CHALLENGE:
Copy every record below exactly as written, but leave out the pictures.

INPUT MATERIAL:
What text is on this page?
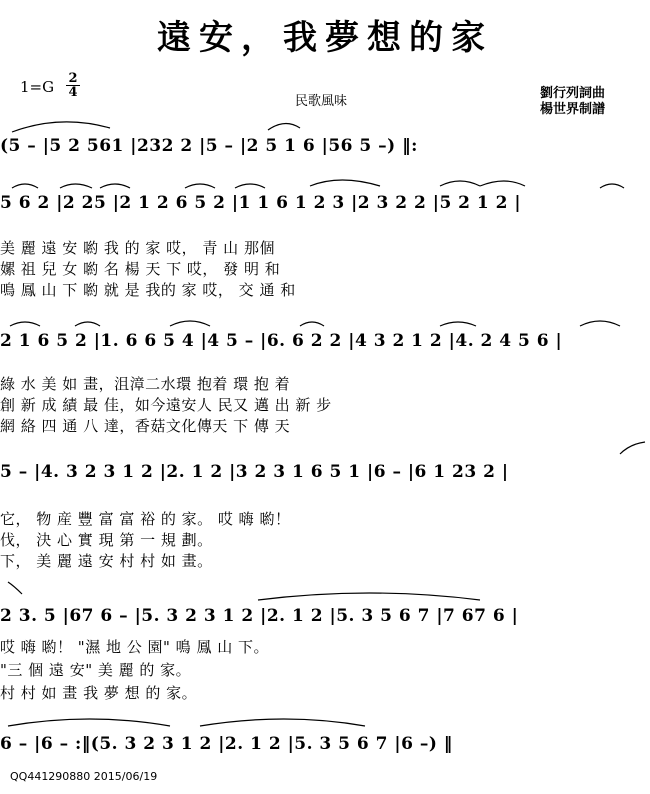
遠安，我夢想的家
1=G 2
4
民歌風味
劉行列詞曲
楊世界制譜
(5 – |5 2 561 |232 2 |5 – |2 5 1 6 |56 5 –) ‖:
5 6 2 |2 25 |2 1 2 6 5 2 |1 1 6 1 2 3 |2 3 2 2 |5 2 1 2 |
美 麗 遠 安 喲 我 的 家 哎， 青 山 那個
嫘 祖 兒 女 喲 名 楊 天 下 哎， 發 明 和
鳴 鳳 山 下 喲 就 是 我的 家 哎， 交 通 和
2 1 6 5 2 |1. 6 6 5 4 |4 5 – |6. 6 2 2 |4 3 2 1 2 |4. 2 4 5 6 |
綠 水 美 如 畫，沮漳二水環 抱着 環 抱 着
創 新 成 績 最 佳，如今遠安人 民又 邁 出 新 步
網 絡 四 通 八 達，香菇文化傳天 下 傳 天
5 – |4. 3 2 3 1 2 |2. 1 2 |3 2 3 1 6 5 1 |6 – |6 1 23 2 |
它， 物 産 豐 富 富 裕 的 家。 哎 嗨 喲！
伐， 決 心 實 現 第 一 規 劃。
下， 美 麗 遠 安 村 村 如 畫。
2 3. 5 |67 6 – |5. 3 2 3 1 2 |2. 1 2 |5. 3 5 6 7 |7 67 6 |
哎 嗨 喲！ "濕 地 公 園" 鳴 鳳 山 下。
"三 個 遠 安" 美 麗 的 家。
村 村 如 畫 我 夢 想 的 家。
6 – |6 – :‖(5. 3 2 3 1 2 |2. 1 2 |5. 3 5 6 7 |6 –) ‖
QQ441290880 2015/06/19
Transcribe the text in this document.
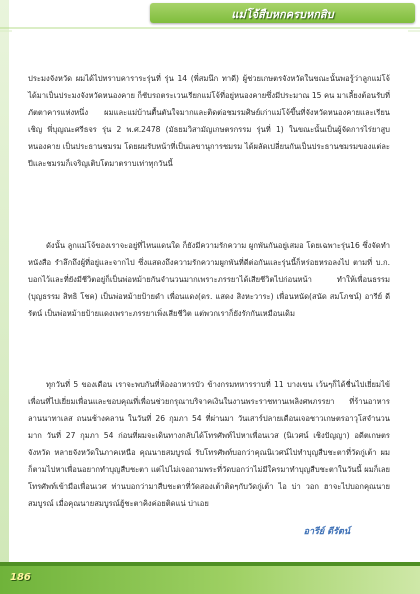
แม่โจ้สืบหกครบหกสิบ
ประมงจังหวัด ผมได้ไปทราบคาราระรุ่นที่ รุ่น 14 (พี่สมนึก ทาดี) ผู้ช่วยเกษตรจังหวัดในขณะนั้นพอรู้ว่าลูกแม่โจ้ได้มาเป็นประมงจังหวัดหนองคาย ก็ชับรถตระเวนเรียกแม่โจ้ที่อยู่หนองคายซึ่งมีประมาณ 15 คน มาเลี้ยงต้อนรับที่ภัตตาคารแห่งหนึ่ง ผมและแม่บ้านตื้นตันใจมากและติดต่อชมรมศิษย์เก่าแม่โจ้ขึ้นที่จังหวัดหนองคายและเรียนเชิญ พี่บุญณะศรีธจร รุ่น 2 พ.ศ.2478 (มัธยมวิสามัญเกษตรกรรม รุ่นที่ 1) ในขณะนั้นเป็นผู้จัดการไร่ยาสูบหนองคาย เป็นประธานชมรม โดยผมรับหน้าที่เป็นเลขานุการชมรม ได้ผลัดเปลี่ยนกันเป็นประธานชมรมของแต่ละปีและชมรมก็เจริญเติบโตมาตราบเท่าทุกวันนี้
ดังนั้น ลูกแม่โจ้ของเราจะอยู่ที่ไหนแดนใด ก็ยังมีความรักความ ผูกพันกันอยู่เสมอ โดยเฉพาะรุ่น16 ซึ่งจัดทำหนังสือ รำลึกถึงผู้ที่อยู่และจากไป ซึ่งแสดงถึงความรักความผูกพันที่ดีต่อกันและรุ่นนี้ก็หร่อยหรอลงไป ตามที่ บ.ก. บอกไว้และที่ยังมีชีวิตอยู่ก็เป็นพ่อหม้ายกันจำนวนมากเพราะภรรยาได้เสียชีวิตไปก่อนหน้า ทำให้เพื่อนธรรม (บุญธรรม สิทธิ โชค) เป็นพ่อหม้ายป้ายดำ เพื่อนแดง(ดร. แสดง สิงหะวาระ) เพื่อนหนัด(สนัด สมโภชน์) อารีย์ ดีรัตน์ เป็นพ่อหม้ายป้ายแดงเพราะภรรยาเพิ่งเสียชีวิต แต่พวกเราก็ยังรักกันเหมือนเดิม
ทุกวันที่ 5 ของเดือน เราจะพบกันที่ห้องอาหารบัว ข้างกรมทหารราบที่ 11 บางเขน เว้นๆก็ได้ชื่นไปเยี่ยมไข้เพื่อนที่ไปเยี่ยมเพื่อนและขอบคุณที่เพื่อนช่วยกรุณาบริจาคเงินในงานพระราชทานเพลิงศพภรรยา ที่ร้านอาหารลานนาทาเลส ถนนช้างคลาน ในวันที่ 26 กุมภา 54 ที่ผ่านมา วันเสาร์ปลายเดือนเจอชาวเกษตรอาวุโสจำนวนมาก วันที่ 27 กุมภา 54 ก่อนที่ผมจะเดินทางกลับได้โทรศัพท์ไปหาเพื่อนเวส (นิเวศน์ เชิงปัญญา) อดีตเกษตรจังหวัด หลายจังหวัดในภาคเหนือ คุณนายสมบูรณ์ รับโทรศัพท์บอกว่าคุณนิเวศน์ไปทำบุญสืบชะตาที่วัดกู่เต้า ผมก็ตามไปหาเพื่อนอยากทำบุญสืบชะตา แต่ไปไม่เจอถามพระที่วัดบอกว่าไม่มีใครมาทำบุญสืบชะตาในวันนี้ ผมก็เลยโทรศัพท์เข้ามือเพื่อนเวศ ท่านบอกว่ามาสืบชะตาที่วัดสองเต้าติดๆกับวัดกู่เต้า ไอ บ่า วอก ฮาจะไปบอกคุณนายสมบูรณ์ เมื่อคุณนายสมบูรณ์ฮู้ชะตาคิงค่อยติดแน่ บ่าเอย
อารีย์ ดีรัตน์
186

SOLVED PROBLEM:
What text is on this page?
遠安，我夢想的家
1=G 2
4
民歌風味
劉行列詞曲
楊世界制譜
(5 – |5 2 561 |232 2 |5 – |2 5 1 6 |56 5 –) ‖:
5 6 2 |2 25 |2 1 2 6 5 2 |1 1 6 1 2 3 |2 3 2 2 |5 2 1 2 |
美 麗 遠 安 喲 我 的 家 哎， 青 山 那個
嫘 祖 兒 女 喲 名 楊 天 下 哎， 發 明 和
鳴 鳳 山 下 喲 就 是 我的 家 哎， 交 通 和
2 1 6 5 2 |1. 6 6 5 4 |4 5 – |6. 6 2 2 |4 3 2 1 2 |4. 2 4 5 6 |
綠 水 美 如 畫，沮漳二水環 抱着 環 抱 着
創 新 成 績 最 佳，如今遠安人 民又 邁 出 新 步
網 絡 四 通 八 達，香菇文化傳天 下 傳 天
5 – |4. 3 2 3 1 2 |2. 1 2 |3 2 3 1 6 5 1 |6 – |6 1 23 2 |
它， 物 産 豐 富 富 裕 的 家。 哎 嗨 喲！
伐， 決 心 實 現 第 一 規 劃。
下， 美 麗 遠 安 村 村 如 畫。
2 3. 5 |67 6 – |5. 3 2 3 1 2 |2. 1 2 |5. 3 5 6 7 |7 67 6 |
哎 嗨 喲！ "濕 地 公 園" 鳴 鳳 山 下。
"三 個 遠 安" 美 麗 的 家。
村 村 如 畫 我 夢 想 的 家。
6 – |6 – :‖(5. 3 2 3 1 2 |2. 1 2 |5. 3 5 6 7 |6 –) ‖
QQ441290880 2015/06/19
Transcribe the text in this document.
แม่โจ้สืบหกครบหกสิบ
ประมงจังหวัด ผมได้ไปทราบคาราระรุ่นที่ รุ่น 14 (พี่สมนึก ทาดี) ผู้ช่วยเกษตรจังหวัดในขณะนั้นพอรู้ว่าลูกแม่โจ้ได้มาเป็นประมงจังหวัดหนองคาย ก็ชับรถตระเวนเรียกแม่โจ้ที่อยู่หนองคายซึ่งมีประมาณ 15 คน มาเลี้ยงต้อนรับที่ภัตตาคารแห่งหนึ่ง ผมและแม่บ้านตื้นตันใจมากและติดต่อชมรมศิษย์เก่าแม่โจ้ขึ้นที่จังหวัดหนองคายและเรียนเชิญ พี่บุญณะศรีธจร รุ่น 2 พ.ศ.2478 (มัธยมวิสามัญเกษตรกรรม รุ่นที่ 1) ในขณะนั้นเป็นผู้จัดการไร่ยาสูบหนองคาย เป็นประธานชมรม โดยผมรับหน้าที่เป็นเลขานุการชมรม ได้ผลัดเปลี่ยนกันเป็นประธานชมรมของแต่ละปีและชมรมก็เจริญเติบโตมาตราบเท่าทุกวันนี้
ดังนั้น ลูกแม่โจ้ของเราจะอยู่ที่ไหนแดนใด ก็ยังมีความรักความ ผูกพันกันอยู่เสมอ โดยเฉพาะรุ่น16 ซึ่งจัดทำหนังสือ รำลึกถึงผู้ที่อยู่และจากไป ซึ่งแสดงถึงความรักความผูกพันที่ดีต่อกันและรุ่นนี้ก็หร่อยหรอลงไป ตามที่ บ.ก. บอกไว้และที่ยังมีชีวิตอยู่ก็เป็นพ่อหม้ายกันจำนวนมากเพราะภรรยาได้เสียชีวิตไปก่อนหน้า ทำให้เพื่อนธรรม (บุญธรรม สิทธิ โชค) เป็นพ่อหม้ายป้ายดำ เพื่อนแดง(ดร. แสดง สิงหะวาระ) เพื่อนหนัด(สนัด สมโภชน์) อารีย์ ดีรัตน์ เป็นพ่อหม้ายป้ายแดงเพราะภรรยาเพิ่งเสียชีวิต แต่พวกเราก็ยังรักกันเหมือนเดิม
ทุกวันที่ 5 ของเดือน เราจะพบกันที่ห้องอาหารบัว ข้างกรมทหารราบที่ 11 บางเขน เว้นๆก็ได้ชื่นไปเยี่ยมไข้เพื่อนที่ไปเยี่ยมเพื่อนและขอบคุณที่เพื่อนช่วยกรุณาบริจาคเงินในงานพระราชทานเพลิงศพภรรยา ที่ร้านอาหารลานนาทาเลส ถนนช้างคลาน ในวันที่ 26 กุมภา 54 ที่ผ่านมา วันเสาร์ปลายเดือนเจอชาวเกษตรอาวุโสจำนวนมาก วันที่ 27 กุมภา 54 ก่อนที่ผมจะเดินทางกลับได้โทรศัพท์ไปหาเพื่อนเวส (นิเวศน์ เชิงปัญญา) อดีตเกษตรจังหวัด หลายจังหวัดในภาคเหนือ คุณนายสมบูรณ์ รับโทรศัพท์บอกว่าคุณนิเวศน์ไปทำบุญสืบชะตาที่วัดกู่เต้า ผมก็ตามไปหาเพื่อนอยากทำบุญสืบชะตา แต่ไปไม่เจอถามพระที่วัดบอกว่าไม่มีใครมาทำบุญสืบชะตาในวันนี้ ผมก็เลยโทรศัพท์เข้ามือเพื่อนเวศ ท่านบอกว่ามาสืบชะตาที่วัดสองเต้าติดๆกับวัดกู่เต้า ไอ บ่า วอก ฮาจะไปบอกคุณนายสมบูรณ์ เมื่อคุณนายสมบูรณ์ฮู้ชะตาคิงค่อยติดแน่ บ่าเอย
อารีย์ ดีรัตน์
186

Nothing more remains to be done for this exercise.